┌────────

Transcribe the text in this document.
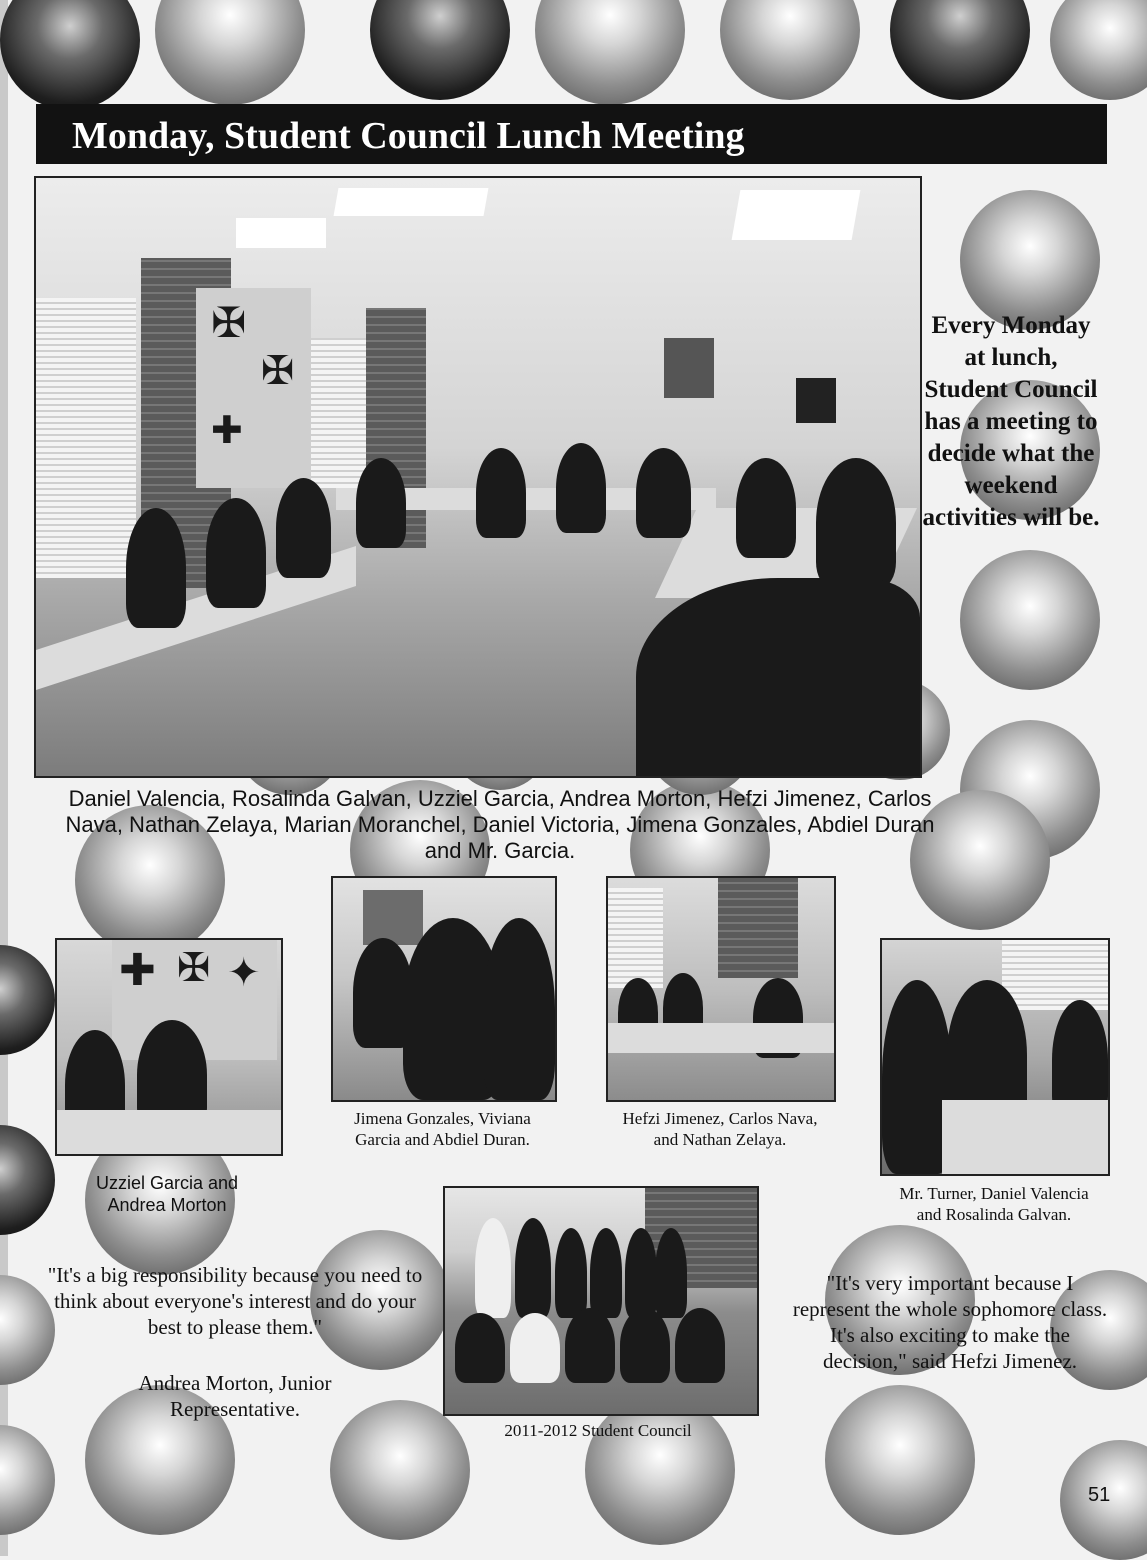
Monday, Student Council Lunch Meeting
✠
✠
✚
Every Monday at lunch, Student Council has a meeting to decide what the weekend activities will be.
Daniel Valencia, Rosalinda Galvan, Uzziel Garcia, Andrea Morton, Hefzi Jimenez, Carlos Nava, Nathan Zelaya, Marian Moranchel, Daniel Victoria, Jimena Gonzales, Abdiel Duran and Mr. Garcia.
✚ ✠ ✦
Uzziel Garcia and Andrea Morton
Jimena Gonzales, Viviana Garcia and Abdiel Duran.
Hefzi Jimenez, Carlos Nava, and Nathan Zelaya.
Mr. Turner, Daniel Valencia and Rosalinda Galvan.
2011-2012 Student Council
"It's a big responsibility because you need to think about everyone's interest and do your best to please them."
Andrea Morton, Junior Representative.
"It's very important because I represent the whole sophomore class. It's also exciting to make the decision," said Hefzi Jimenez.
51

└────────
┌────────

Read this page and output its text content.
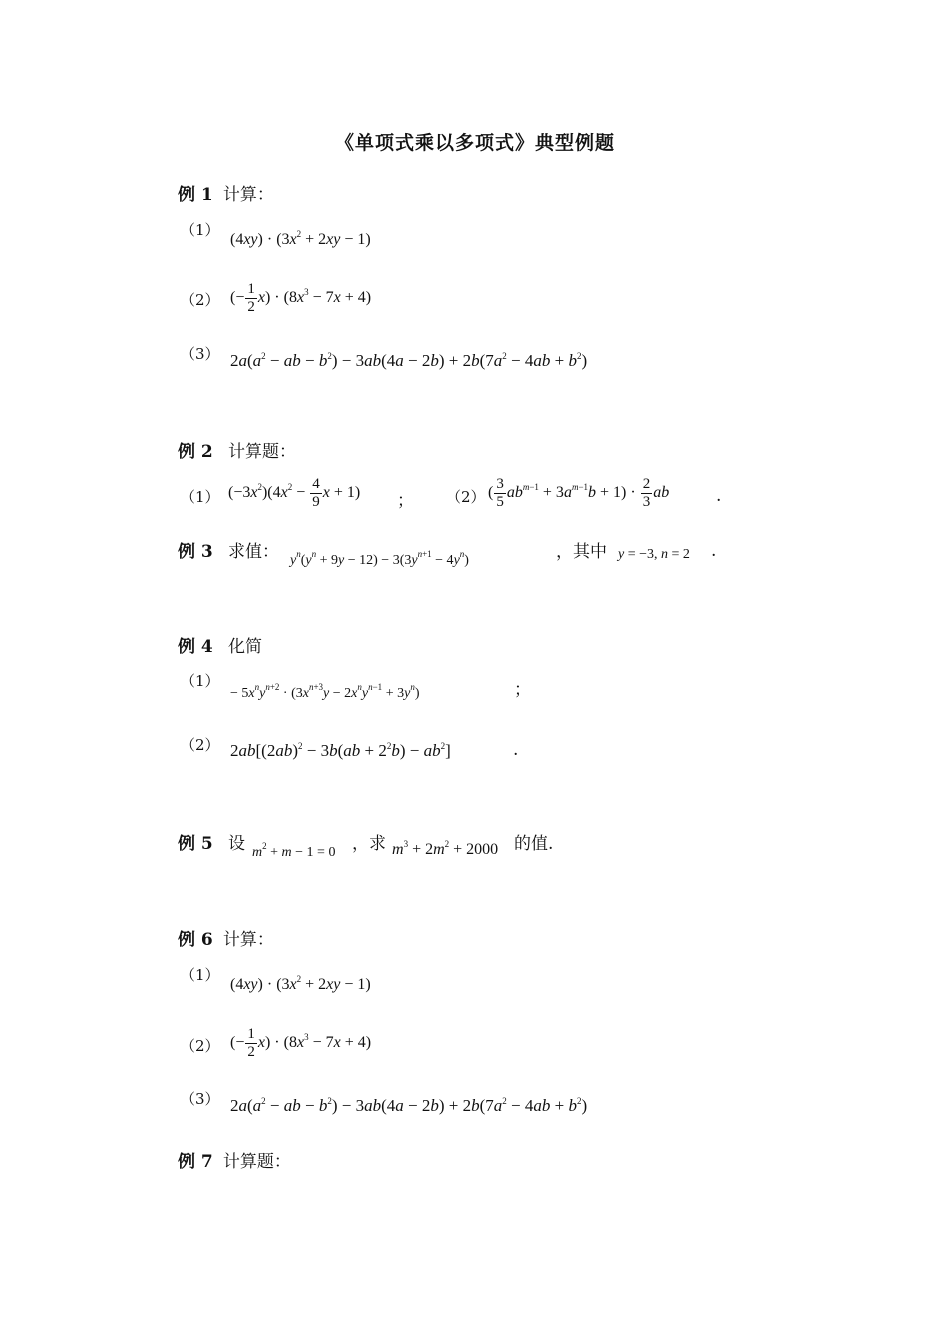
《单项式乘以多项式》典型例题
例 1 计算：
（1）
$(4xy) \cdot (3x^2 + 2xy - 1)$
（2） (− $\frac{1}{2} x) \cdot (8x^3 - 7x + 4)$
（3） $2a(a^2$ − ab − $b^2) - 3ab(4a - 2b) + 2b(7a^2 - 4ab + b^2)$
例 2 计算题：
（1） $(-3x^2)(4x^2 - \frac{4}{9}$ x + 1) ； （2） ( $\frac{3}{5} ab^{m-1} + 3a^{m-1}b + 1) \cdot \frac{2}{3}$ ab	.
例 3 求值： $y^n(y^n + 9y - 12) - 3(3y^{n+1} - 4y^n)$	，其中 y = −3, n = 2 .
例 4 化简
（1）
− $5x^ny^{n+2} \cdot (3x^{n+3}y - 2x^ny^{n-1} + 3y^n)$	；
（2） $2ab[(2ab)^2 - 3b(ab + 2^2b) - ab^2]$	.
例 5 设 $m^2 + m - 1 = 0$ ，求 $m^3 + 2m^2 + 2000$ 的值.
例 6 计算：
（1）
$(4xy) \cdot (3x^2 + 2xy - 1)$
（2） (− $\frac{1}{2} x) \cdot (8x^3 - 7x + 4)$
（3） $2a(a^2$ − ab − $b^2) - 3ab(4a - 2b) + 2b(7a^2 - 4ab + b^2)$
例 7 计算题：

└────────

Copy each line above where the string "Morton" occurs.

**Finished task**
Daniel Valencia, Rosalinda Galvan, Uzziel Garcia, Andrea Morton, Hefzi Jimenez, Carlos Nava, Nathan Zelaya, Marian Moranchel, Daniel Victoria, Jimena Gonzales, Abdiel Duran and Mr. Garcia.
Uzziel Garcia and Andrea Morton
Andrea Morton, Junior Representative.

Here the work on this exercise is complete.